EXCERPT:

For most residents of Hawaii, the border is thought of as a distant place that does not affect their daily lives. This turns out to be wrong. According to the federal government, the entire state is in the official border enforcement zone.
The congressional authorization for the Border Patrol says that agents can patrol within “a reasonable distance from any external boundary of the United States.” In 1947, in an administrative decision taken without public input or debate, the reasonable distance was set as 100 miles from borders and coastlines. The result is a vast border zone that includes the homes of nearly two-thirds of the United States population.
Honolulu, Chicago, Los Angeles, New York and Washington, D.C., are all in the border zone, as are the entire states of Connecticut, Delaware, Florida, Maine, Massachusetts, Michigan, New Hampshire, New Jersey, Rhode Island and Hawaii.
The definition of the border zone matters because Congress and the Supreme Court have given Border Patrol agents expansive authority to prevent undocumented immigration in that zone, creating situations when constitutional protections against unreasonable searches and seizures from the Fourth Amendment do not apply. This year the Supreme Court ruled in Egbert v. Boule (2022) that Border Patrol agents have immunity from prosecution even if they violate the constitutional rights of an American citizen during the course of their official duties.
Within the 100-mile zone, Border Patrol agents can stop any vehicle if they can articulate at least two facts for reasonable suspicion, one of which can be based on the occupants’ race. During the Obama administration, the Department of Justice reconfirmed that Border Patrol agents can use racial profiling in their work.
The Border Patrol also operates 113 internal checkpoints on highways deep inside the United States, 25 to 100 miles from the border itself. The Supreme Court ruled agents at the checkpoints could stop and briefly hold every single vehicle on a highway to ask questions about citizenship. Over the years, the checkpoint facilities have become elaborate with drug-sniffing dogs, automated license plate readers, and radiation sensors. From 2016 to 2020, 250 million vehicles passed through an interior Border Patrol checkpoint inside the United States.

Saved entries
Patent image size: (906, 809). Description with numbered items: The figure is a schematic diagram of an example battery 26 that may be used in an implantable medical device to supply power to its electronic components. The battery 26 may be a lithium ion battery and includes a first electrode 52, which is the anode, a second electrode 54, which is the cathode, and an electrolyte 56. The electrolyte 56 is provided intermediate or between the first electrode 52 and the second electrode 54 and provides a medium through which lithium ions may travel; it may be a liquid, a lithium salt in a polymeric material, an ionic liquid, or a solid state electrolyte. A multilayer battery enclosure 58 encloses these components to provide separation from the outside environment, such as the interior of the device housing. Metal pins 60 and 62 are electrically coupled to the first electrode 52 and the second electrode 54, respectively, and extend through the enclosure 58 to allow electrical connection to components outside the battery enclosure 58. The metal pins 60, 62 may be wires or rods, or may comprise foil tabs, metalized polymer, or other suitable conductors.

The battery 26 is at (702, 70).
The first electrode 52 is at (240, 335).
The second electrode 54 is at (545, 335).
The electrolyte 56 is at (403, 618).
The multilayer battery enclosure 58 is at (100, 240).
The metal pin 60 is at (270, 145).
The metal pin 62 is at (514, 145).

TO DO:
1. Rewrite the stretch of the border zone text from "The definition of" through "in their work.", putting "unauthorized immigration" in place of "undocumented immigration".
2. Carry the text on the Border Patrol's 100-mile zone forward from its last sentence.

RESPONSES TO THE EXERCISE:
1.
The definition of the border zone matters because Congress and the Supreme Court have given Border Patrol agents expansive authority to prevent unauthorized immigration in that zone, creating situations when constitutional protections against unreasonable searches and seizures from the Fourth Amendment do not apply. This year the Supreme Court ruled in Egbert v. Boule (2022) that Border Patrol agents have immunity from prosecution even if they violate the constitutional rights of an American citizen during the course of their official duties.
Within the 100-mile zone, Border Patrol agents can stop any vehicle if they can articulate at least two facts for reasonable suspicion, one of which can be based on the occupants’ race. During the Obama administration, the Department of Justice reconfirmed that Border Patrol agents can use racial profiling in their work.

2.
Still, as a resident of Hawaii, you may be thinking, “So what?” Even if the Border Patrol could deploy their expansive authority in the entire state, they are not doing it right now.
The problem is that over the last 50 years there has been a steady growth in the size of the Border Patrol and in the locations where they conduct their duties. In the 1970s, there were only 1,500 agents, who worked primarily at the U.S.- Mexico border. Today, there are 19,000 agents and they have expanded their work into many communities that were unaccustomed to border enforcement.
Forty-one of the Border Patrol’s 113 interior checkpoints are on the northern border in states like New Hampshire and Maine. Ninety-one percent of the people cited for drug possession at an interior checkpoint are American citizens, the vast majority of whom had not left the country at all. Celebrities like Snoop Dogg, Lil Wayne, Fiona Apple, Nelly and Willie Nelson have all been stopped for drug possession at interior checkpoints.
The continuous expansion of the Border Patrol into new locations far from their traditional areas of operation suggest that there should be concern about where and how they will be deploying their expansive authority in the future. While the Border Patrol has not yet set up checkpoints on H-1 or the Saddle Road, legally they could. It is time to reconsider that authority before they do.
Reece Jones is a professor of geography and environment at the University of Hawaii, and author of “Nobody is Protected: How the Border Patrol Became the Most Dangerous Police Force in the United States.”